• _DATA TO PROCESS_
┄┄┄┄┄┄
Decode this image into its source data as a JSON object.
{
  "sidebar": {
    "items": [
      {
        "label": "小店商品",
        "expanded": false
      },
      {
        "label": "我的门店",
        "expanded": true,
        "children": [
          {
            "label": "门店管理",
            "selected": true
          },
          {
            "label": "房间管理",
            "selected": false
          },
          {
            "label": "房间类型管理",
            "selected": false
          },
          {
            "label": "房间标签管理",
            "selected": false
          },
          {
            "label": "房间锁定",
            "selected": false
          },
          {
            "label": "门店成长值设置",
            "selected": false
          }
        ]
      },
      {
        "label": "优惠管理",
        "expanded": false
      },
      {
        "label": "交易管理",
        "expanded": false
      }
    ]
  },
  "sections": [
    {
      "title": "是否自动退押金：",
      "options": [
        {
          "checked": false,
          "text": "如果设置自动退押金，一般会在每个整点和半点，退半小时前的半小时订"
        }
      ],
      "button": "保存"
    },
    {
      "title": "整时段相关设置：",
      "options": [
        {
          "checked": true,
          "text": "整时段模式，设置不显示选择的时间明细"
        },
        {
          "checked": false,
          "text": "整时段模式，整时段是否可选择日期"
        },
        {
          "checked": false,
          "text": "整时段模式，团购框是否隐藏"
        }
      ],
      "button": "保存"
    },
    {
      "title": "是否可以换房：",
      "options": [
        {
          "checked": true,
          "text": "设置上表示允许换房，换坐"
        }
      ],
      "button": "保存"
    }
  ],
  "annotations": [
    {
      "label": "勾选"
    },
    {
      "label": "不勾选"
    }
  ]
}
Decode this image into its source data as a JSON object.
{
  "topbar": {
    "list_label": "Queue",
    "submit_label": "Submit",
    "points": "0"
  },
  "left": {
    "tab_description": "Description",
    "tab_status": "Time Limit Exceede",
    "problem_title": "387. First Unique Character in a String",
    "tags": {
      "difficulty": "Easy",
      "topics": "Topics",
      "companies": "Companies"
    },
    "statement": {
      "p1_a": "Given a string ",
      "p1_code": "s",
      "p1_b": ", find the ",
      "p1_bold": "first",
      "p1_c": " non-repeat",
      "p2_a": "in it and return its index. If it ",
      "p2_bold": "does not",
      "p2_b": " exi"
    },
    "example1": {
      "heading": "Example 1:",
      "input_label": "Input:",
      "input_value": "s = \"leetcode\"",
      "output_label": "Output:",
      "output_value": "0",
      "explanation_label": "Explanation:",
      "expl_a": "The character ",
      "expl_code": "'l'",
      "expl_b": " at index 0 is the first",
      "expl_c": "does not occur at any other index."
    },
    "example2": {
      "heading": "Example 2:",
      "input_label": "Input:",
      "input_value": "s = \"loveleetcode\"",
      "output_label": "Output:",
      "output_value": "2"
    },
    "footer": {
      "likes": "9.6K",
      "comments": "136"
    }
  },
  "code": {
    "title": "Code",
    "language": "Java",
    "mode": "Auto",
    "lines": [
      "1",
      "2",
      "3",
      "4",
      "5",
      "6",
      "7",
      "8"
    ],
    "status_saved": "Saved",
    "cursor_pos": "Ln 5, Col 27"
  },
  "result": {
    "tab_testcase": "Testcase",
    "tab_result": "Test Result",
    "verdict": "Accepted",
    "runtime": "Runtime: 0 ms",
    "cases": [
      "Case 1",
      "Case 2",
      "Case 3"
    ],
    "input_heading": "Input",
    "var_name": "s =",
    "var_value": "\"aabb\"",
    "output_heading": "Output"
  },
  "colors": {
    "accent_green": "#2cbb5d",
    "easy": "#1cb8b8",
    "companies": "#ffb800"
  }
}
┄┄┄┄┄┄
• _WHAT THIS TASK INVOLVES_
Could you reproduce every record above exactly as it appears?

• _CORRECT OUTPUT_
Decode this image into its source data as a JSON object.
{
  "sidebar": {
    "items": [
      {
        "label": "小店商品",
        "expanded": false
      },
      {
        "label": "我的门店",
        "expanded": true,
        "children": [
          {
            "label": "门店管理",
            "selected": true
          },
          {
            "label": "房间管理",
            "selected": false
          },
          {
            "label": "房间类型管理",
            "selected": false
          },
          {
            "label": "房间标签管理",
            "selected": false
          },
          {
            "label": "房间锁定",
            "selected": false
          },
          {
            "label": "门店成长值设置",
            "selected": false
          }
        ]
      },
      {
        "label": "优惠管理",
        "expanded": false
      },
      {
        "label": "交易管理",
        "expanded": false
      }
    ]
  },
  "sections": [
    {
      "title": "是否自动退押金：",
      "options": [
        {
          "checked": false,
          "text": "如果设置自动退押金，一般会在每个整点和半点，退半小时前的半小时订"
        }
      ],
      "button": "保存"
    },
    {
      "title": "整时段相关设置：",
      "options": [
        {
          "checked": true,
          "text": "整时段模式，设置不显示选择的时间明细"
        },
        {
          "checked": false,
          "text": "整时段模式，整时段是否可选择日期"
        },
        {
          "checked": false,
          "text": "整时段模式，团购框是否隐藏"
        }
      ],
      "button": "保存"
    },
    {
      "title": "是否可以换房：",
      "options": [
        {
          "checked": true,
          "text": "设置上表示允许换房，换坐"
        }
      ],
      "button": "保存"
    }
  ],
  "annotations": [
    {
      "label": "勾选"
    },
    {
      "label": "不勾选"
    }
  ]
}
Decode this image into its source data as a JSON object.
{
  "topbar": {
    "list_label": "Queue",
    "submit_label": "Submit",
    "points": "0"
  },
  "left": {
    "tab_description": "Description",
    "tab_status": "Time Limit Exceede",
    "problem_title": "387. First Unique Character in a String",
    "tags": {
      "difficulty": "Easy",
      "topics": "Topics",
      "companies": "Companies"
    },
    "statement": {
      "p1_a": "Given a string ",
      "p1_code": "s",
      "p1_b": ", find the ",
      "p1_bold": "first",
      "p1_c": " non-repeat",
      "p2_a": "in it and return its index. If it ",
      "p2_bold": "does not",
      "p2_b": " exi"
    },
    "example1": {
      "heading": "Example 1:",
      "input_label": "Input:",
      "input_value": "s = \"leetcode\"",
      "output_label": "Output:",
      "output_value": "0",
      "explanation_label": "Explanation:",
      "expl_a": "The character ",
      "expl_code": "'l'",
      "expl_b": " at index 0 is the first",
      "expl_c": "does not occur at any other index."
    },
    "example2": {
      "heading": "Example 2:",
      "input_label": "Input:",
      "input_value": "s = \"loveleetcode\"",
      "output_label": "Output:",
      "output_value": "2"
    },
    "footer": {
      "likes": "9.6K",
      "comments": "136"
    }
  },
  "code": {
    "title": "Code",
    "language": "Java",
    "mode": "Auto",
    "lines": [
      "1",
      "2",
      "3",
      "4",
      "5",
      "6",
      "7",
      "8"
    ],
    "status_saved": "Saved",
    "cursor_pos": "Ln 5, Col 27"
  },
  "result": {
    "tab_testcase": "Testcase",
    "tab_result": "Test Result",
    "verdict": "Accepted",
    "runtime": "Runtime: 0 ms",
    "cases": [
      "Case 1",
      "Case 2",
      "Case 3"
    ],
    "input_heading": "Input",
    "var_name": "s =",
    "var_value": "\"aabb\"",
    "output_heading": "Output"
  },
  "colors": {
    "accent_green": "#2cbb5d",
    "easy": "#1cb8b8",
    "companies": "#ffb800"
  }
}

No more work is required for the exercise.